* [EXERCISE DIRECTIONS] Tally every line featuring "JSON", then give that tally alone.

[Begin SUPPLIED RECORDS]

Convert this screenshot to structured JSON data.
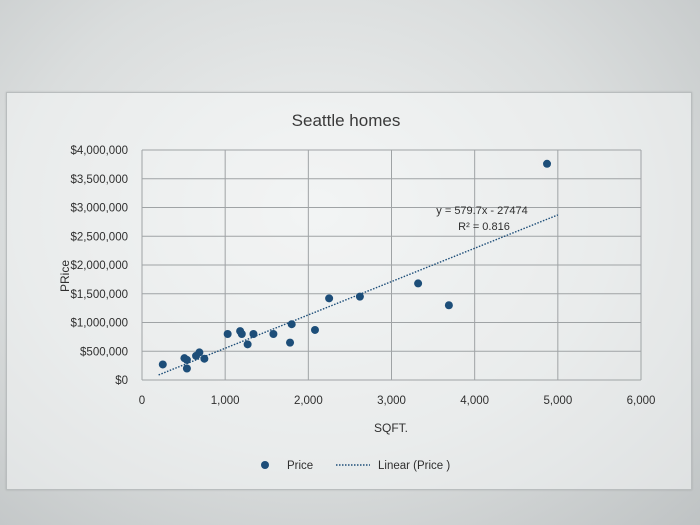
{
  "chart_data": {
    "type": "scatter",
    "title": "Seattle homes",
    "xlabel": "SQFT.",
    "ylabel": "PRice",
    "xlim": [
      0,
      6000
    ],
    "ylim": [
      0,
      4000000
    ],
    "x_ticks": [
      0,
      1000,
      2000,
      3000,
      4000,
      5000,
      6000
    ],
    "x_tick_labels": [
      "0",
      "1,000",
      "2,000",
      "3,000",
      "4,000",
      "5,000",
      "6,000"
    ],
    "y_ticks": [
      0,
      500000,
      1000000,
      1500000,
      2000000,
      2500000,
      3000000,
      3500000,
      4000000
    ],
    "y_tick_labels": [
      "$0",
      "$500,000",
      "$1,000,000",
      "$1,500,000",
      "$2,000,000",
      "$2,500,000",
      "$3,000,000",
      "$3,500,000",
      "$4,000,000"
    ],
    "grid": true,
    "legend_position": "bottom",
    "series": [
      {
        "name": "Price",
        "color": "#1d4e79",
        "points": [
          [
            250,
            270000
          ],
          [
            510,
            380000
          ],
          [
            540,
            350000
          ],
          [
            540,
            200000
          ],
          [
            650,
            420000
          ],
          [
            690,
            480000
          ],
          [
            750,
            370000
          ],
          [
            1030,
            800000
          ],
          [
            1180,
            850000
          ],
          [
            1200,
            800000
          ],
          [
            1270,
            620000
          ],
          [
            1340,
            800000
          ],
          [
            1580,
            800000
          ],
          [
            1780,
            650000
          ],
          [
            1800,
            970000
          ],
          [
            2080,
            870000
          ],
          [
            2250,
            1420000
          ],
          [
            2620,
            1450000
          ],
          [
            3320,
            1680000
          ],
          [
            3690,
            1300000
          ],
          [
            4870,
            3760000
          ]
        ]
      }
    ],
    "trendline": {
      "name": "Linear (Price )",
      "slope": 579.7,
      "intercept": -27474,
      "equation": "y = 579.7x - 27474",
      "r2": "R² = 0.816",
      "x_range": [
        200,
        5000
      ]
    }
  }
}
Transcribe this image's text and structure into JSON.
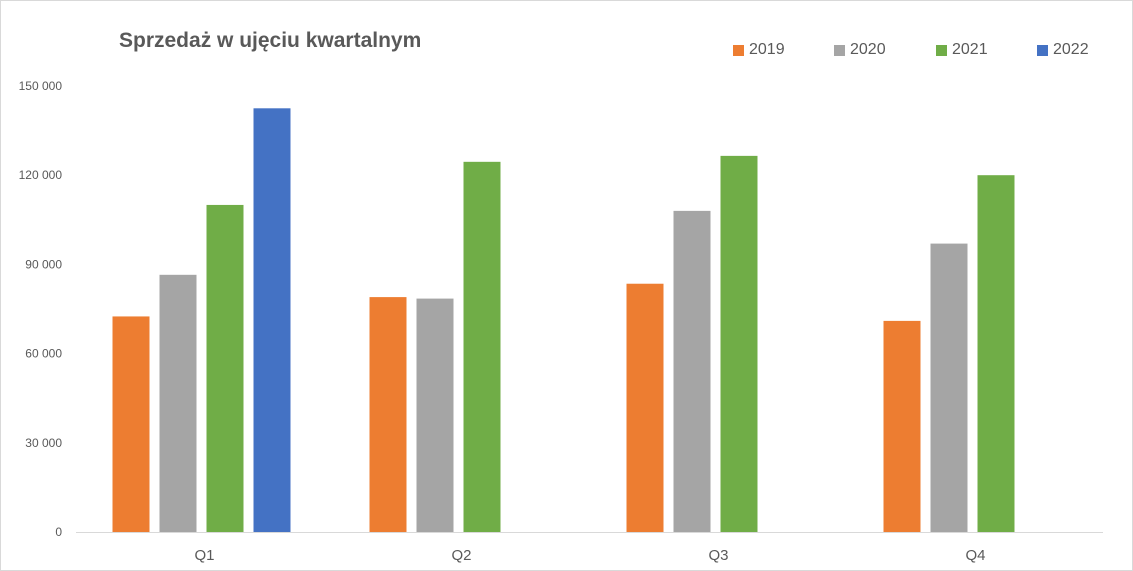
{
  "chart_data": {
    "type": "bar",
    "title": "Sprzedaż w ujęciu kwartalnym",
    "categories": [
      "Q1",
      "Q2",
      "Q3",
      "Q4"
    ],
    "series": [
      {
        "name": "2019",
        "color": "#ED7D31",
        "values": [
          72500,
          79000,
          83500,
          71000
        ]
      },
      {
        "name": "2020",
        "color": "#A5A5A5",
        "values": [
          86500,
          78500,
          108000,
          97000
        ]
      },
      {
        "name": "2021",
        "color": "#70AD47",
        "values": [
          110000,
          124500,
          126500,
          120000
        ]
      },
      {
        "name": "2022",
        "color": "#4472C4",
        "values": [
          142500,
          null,
          null,
          null
        ]
      }
    ],
    "ylim": [
      0,
      150000
    ],
    "yticks": [
      0,
      30000,
      60000,
      90000,
      120000,
      150000
    ],
    "ytick_labels": [
      "0",
      "30 000",
      "60 000",
      "90 000",
      "120 000",
      "150 000"
    ],
    "xlabel": "",
    "ylabel": "",
    "grid": false,
    "legend_position": "top-right"
  }
}
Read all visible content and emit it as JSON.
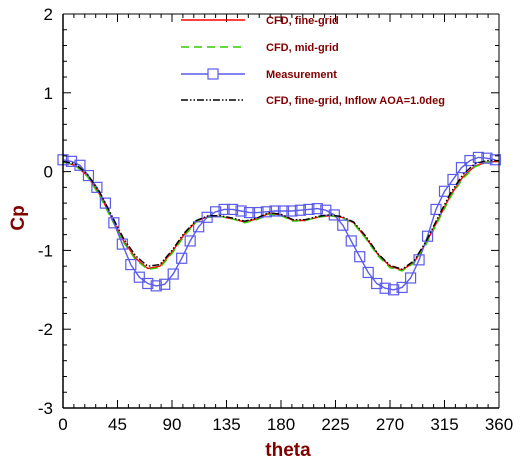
{
  "chart_data": {
    "type": "line",
    "xlabel": "theta",
    "ylabel": "Cp",
    "xlim": [
      0,
      360
    ],
    "ylim": [
      -3,
      2
    ],
    "xticks": [
      0,
      45,
      90,
      135,
      180,
      225,
      270,
      315,
      360
    ],
    "yticks": [
      -3,
      -2,
      -1,
      0,
      1,
      2
    ],
    "grid": false,
    "legend_position": "top-right",
    "series": [
      {
        "name": "CFD, fine-grid",
        "color": "#ff0000",
        "style": "solid",
        "x": [
          0,
          10,
          20,
          30,
          40,
          50,
          60,
          70,
          80,
          90,
          100,
          110,
          120,
          130,
          140,
          150,
          160,
          170,
          180,
          190,
          200,
          210,
          220,
          230,
          240,
          250,
          260,
          270,
          280,
          290,
          300,
          310,
          320,
          330,
          340,
          350,
          360
        ],
        "y": [
          0.12,
          0.08,
          -0.05,
          -0.28,
          -0.58,
          -0.88,
          -1.1,
          -1.23,
          -1.2,
          -1.02,
          -0.8,
          -0.63,
          -0.57,
          -0.57,
          -0.6,
          -0.64,
          -0.6,
          -0.53,
          -0.55,
          -0.62,
          -0.62,
          -0.58,
          -0.56,
          -0.58,
          -0.65,
          -0.84,
          -1.05,
          -1.2,
          -1.25,
          -1.15,
          -0.9,
          -0.6,
          -0.3,
          -0.07,
          0.07,
          0.12,
          0.13
        ]
      },
      {
        "name": "CFD, mid-grid",
        "color": "#33cc00",
        "style": "dashed",
        "x": [
          0,
          10,
          20,
          30,
          40,
          50,
          60,
          70,
          80,
          90,
          100,
          110,
          120,
          130,
          140,
          150,
          160,
          170,
          180,
          190,
          200,
          210,
          220,
          230,
          240,
          250,
          260,
          270,
          280,
          290,
          300,
          310,
          320,
          330,
          340,
          350,
          360
        ],
        "y": [
          0.12,
          0.08,
          -0.06,
          -0.3,
          -0.6,
          -0.9,
          -1.12,
          -1.24,
          -1.22,
          -1.04,
          -0.82,
          -0.64,
          -0.58,
          -0.57,
          -0.6,
          -0.65,
          -0.61,
          -0.54,
          -0.56,
          -0.63,
          -0.62,
          -0.58,
          -0.56,
          -0.58,
          -0.66,
          -0.85,
          -1.07,
          -1.22,
          -1.26,
          -1.16,
          -0.92,
          -0.62,
          -0.32,
          -0.09,
          0.06,
          0.12,
          0.13
        ]
      },
      {
        "name": "Measurement",
        "color": "#5b5bea",
        "style": "solid",
        "marker": "square",
        "x": [
          0,
          7,
          14,
          21,
          28,
          35,
          42,
          49,
          56,
          63,
          70,
          77,
          84,
          91,
          98,
          105,
          112,
          119,
          126,
          133,
          140,
          147,
          154,
          161,
          168,
          175,
          182,
          189,
          196,
          203,
          210,
          217,
          224,
          231,
          238,
          245,
          252,
          259,
          266,
          273,
          280,
          287,
          294,
          301,
          308,
          315,
          322,
          329,
          336,
          343,
          350,
          357
        ],
        "y": [
          0.15,
          0.13,
          0.08,
          -0.05,
          -0.2,
          -0.4,
          -0.65,
          -0.92,
          -1.18,
          -1.34,
          -1.42,
          -1.45,
          -1.43,
          -1.3,
          -1.1,
          -0.88,
          -0.7,
          -0.58,
          -0.51,
          -0.48,
          -0.48,
          -0.5,
          -0.52,
          -0.52,
          -0.51,
          -0.5,
          -0.5,
          -0.5,
          -0.49,
          -0.48,
          -0.47,
          -0.49,
          -0.55,
          -0.68,
          -0.88,
          -1.08,
          -1.28,
          -1.42,
          -1.48,
          -1.5,
          -1.47,
          -1.35,
          -1.12,
          -0.82,
          -0.48,
          -0.25,
          -0.1,
          0.05,
          0.14,
          0.18,
          0.17,
          0.15
        ]
      },
      {
        "name": "CFD, fine-grid, Inflow AOA=1.0deg",
        "color": "#000000",
        "style": "dashdotdot",
        "x": [
          0,
          10,
          20,
          30,
          40,
          50,
          60,
          70,
          80,
          90,
          100,
          110,
          120,
          130,
          140,
          150,
          160,
          170,
          180,
          190,
          200,
          210,
          220,
          230,
          240,
          250,
          260,
          270,
          280,
          290,
          300,
          310,
          320,
          330,
          340,
          350,
          360
        ],
        "y": [
          0.13,
          0.1,
          -0.03,
          -0.25,
          -0.55,
          -0.85,
          -1.07,
          -1.2,
          -1.18,
          -1.0,
          -0.78,
          -0.62,
          -0.56,
          -0.56,
          -0.59,
          -0.63,
          -0.59,
          -0.52,
          -0.54,
          -0.61,
          -0.61,
          -0.57,
          -0.55,
          -0.57,
          -0.64,
          -0.82,
          -1.04,
          -1.19,
          -1.24,
          -1.13,
          -0.88,
          -0.57,
          -0.27,
          -0.04,
          0.1,
          0.14,
          0.14
        ]
      }
    ]
  }
}
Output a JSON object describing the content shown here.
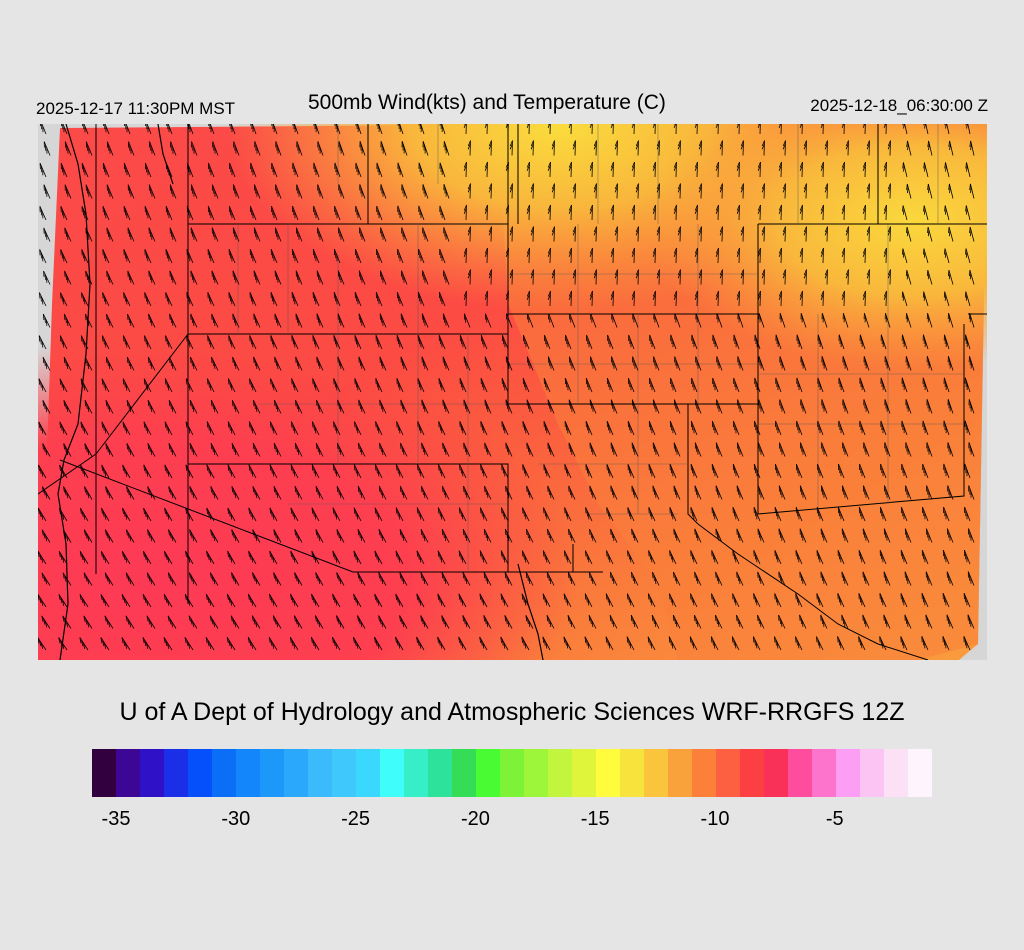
{
  "header": {
    "local_time": "2025-12-17 11:30PM MST",
    "title": "500mb Wind(kts) and Temperature (C)",
    "utc_time": "2025-12-18_06:30:00 Z"
  },
  "credit": "U of A Dept of Hydrology and Atmospheric Sciences WRF-RRGFS 12Z",
  "map": {
    "region": "Southwestern United States",
    "overlays": [
      "temperature shading",
      "wind barbs",
      "state boundaries",
      "coastline"
    ],
    "background_gray": "#d6d6d6"
  },
  "colorbar": {
    "colors": [
      "#33003f",
      "#3b0794",
      "#2f12c7",
      "#1b2ee8",
      "#0650fb",
      "#0b6ef7",
      "#1286fa",
      "#1c98fb",
      "#2aa8fb",
      "#3bbafc",
      "#3ec8fc",
      "#3bd8fd",
      "#3ffdfb",
      "#36efc9",
      "#2de39b",
      "#35dd56",
      "#48fb32",
      "#7ef236",
      "#9ef63b",
      "#c1f53e",
      "#dff53b",
      "#fffb3d",
      "#f8e23c",
      "#fac43c",
      "#f9a23c",
      "#fc803a",
      "#fd6040",
      "#fb3f42",
      "#f93057",
      "#fd4d9c",
      "#fd74cd",
      "#fc9ff4",
      "#fcc4f2",
      "#fce0f6",
      "#fef4fd"
    ],
    "tick_labels": [
      "-35",
      "-30",
      "-25",
      "-20",
      "-15",
      "-10",
      "-5"
    ]
  },
  "legend_palette": {
    "hot": "#fd3f4c",
    "warm": "#fb5b3c",
    "orange": "#fa853a",
    "amber": "#f9a23c",
    "yellow": "#fad83c"
  }
}
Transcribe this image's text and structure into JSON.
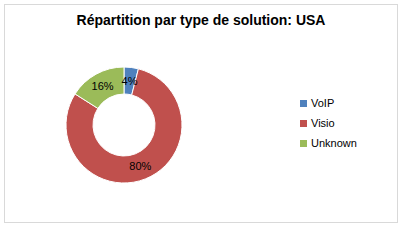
{
  "chart_data": {
    "type": "donut",
    "title": "Répartition par type de solution: USA",
    "categories": [
      "VoIP",
      "Visio",
      "Unknown"
    ],
    "values": [
      4,
      80,
      16
    ],
    "value_labels": [
      "4%",
      "80%",
      "16%"
    ],
    "colors": [
      "#4f81bd",
      "#c0504d",
      "#9bbb59"
    ],
    "data_labels": true,
    "legend": "right"
  }
}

[End SUPPLIED RECORDS]

* [RESULT OF THIS TASK] 5